Requirement:
Carry none of the pictures over; write out the complete data exactly.

* START Dataset excerpts *

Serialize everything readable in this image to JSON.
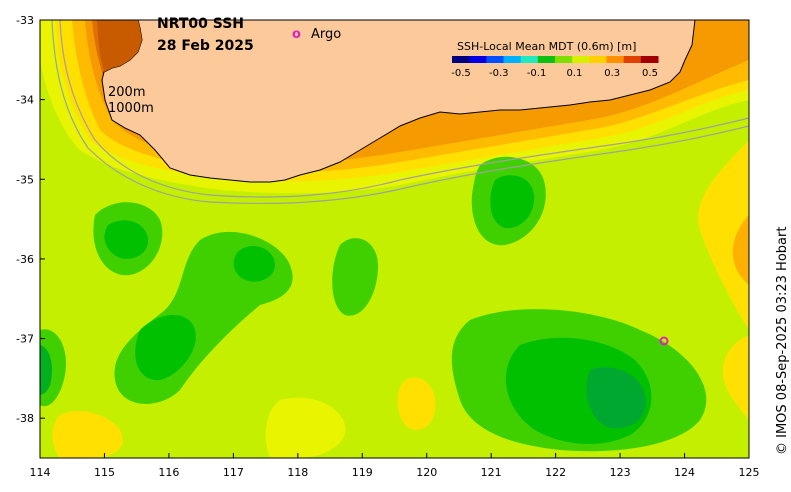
{
  "title": {
    "line1": "NRT00 SSH",
    "line2": "28 Feb 2025"
  },
  "legend": {
    "argo_symbol": "o",
    "argo_label": "Argo"
  },
  "colorbar": {
    "title": "SSH-Local Mean MDT (0.6m) [m]",
    "tick_labels": [
      "-0.5",
      "-0.3",
      "-0.1",
      "0.1",
      "0.3",
      "0.5"
    ],
    "colors": [
      "#00007f",
      "#0000e0",
      "#0050ff",
      "#00b0ff",
      "#20e8c0",
      "#10c010",
      "#7fe000",
      "#d8f000",
      "#ffd000",
      "#ff9000",
      "#e04000",
      "#a00000"
    ]
  },
  "contours": {
    "shallow": "200m",
    "deep": "1000m"
  },
  "axes": {
    "x_ticks": [
      "114",
      "115",
      "116",
      "117",
      "118",
      "119",
      "120",
      "121",
      "122",
      "123",
      "124",
      "125"
    ],
    "y_ticks": [
      "-33",
      "-34",
      "-35",
      "-36",
      "-37",
      "-38"
    ],
    "xlim": [
      114,
      125
    ],
    "ylim": [
      -38.5,
      -33
    ]
  },
  "credit": "© IMOS 08-Sep-2025 03:23 Hobart",
  "colors": {
    "land": "#fbc99a",
    "background_field": "#b8f000",
    "argo": "#e020c0"
  }
}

* END Dataset excerpts *

Solved exercise:
Serialize everything readable in this image to JSON.
{
  "title": {
    "line1": "NRT00 SSH",
    "line2": "28 Feb 2025"
  },
  "legend": {
    "argo_symbol": "o",
    "argo_label": "Argo"
  },
  "colorbar": {
    "title": "SSH-Local Mean MDT (0.6m) [m]",
    "tick_labels": [
      "-0.5",
      "-0.3",
      "-0.1",
      "0.1",
      "0.3",
      "0.5"
    ],
    "colors": [
      "#00007f",
      "#0000e0",
      "#0050ff",
      "#00b0ff",
      "#20e8c0",
      "#10c010",
      "#7fe000",
      "#d8f000",
      "#ffd000",
      "#ff9000",
      "#e04000",
      "#a00000"
    ]
  },
  "contours": {
    "shallow": "200m",
    "deep": "1000m"
  },
  "axes": {
    "x_ticks": [
      "114",
      "115",
      "116",
      "117",
      "118",
      "119",
      "120",
      "121",
      "122",
      "123",
      "124",
      "125"
    ],
    "y_ticks": [
      "-33",
      "-34",
      "-35",
      "-36",
      "-37",
      "-38"
    ],
    "xlim": [
      114,
      125
    ],
    "ylim": [
      -38.5,
      -33
    ]
  },
  "credit": "© IMOS 08-Sep-2025 03:23 Hobart",
  "colors": {
    "land": "#fbc99a",
    "background_field": "#b8f000",
    "argo": "#e020c0"
  }
}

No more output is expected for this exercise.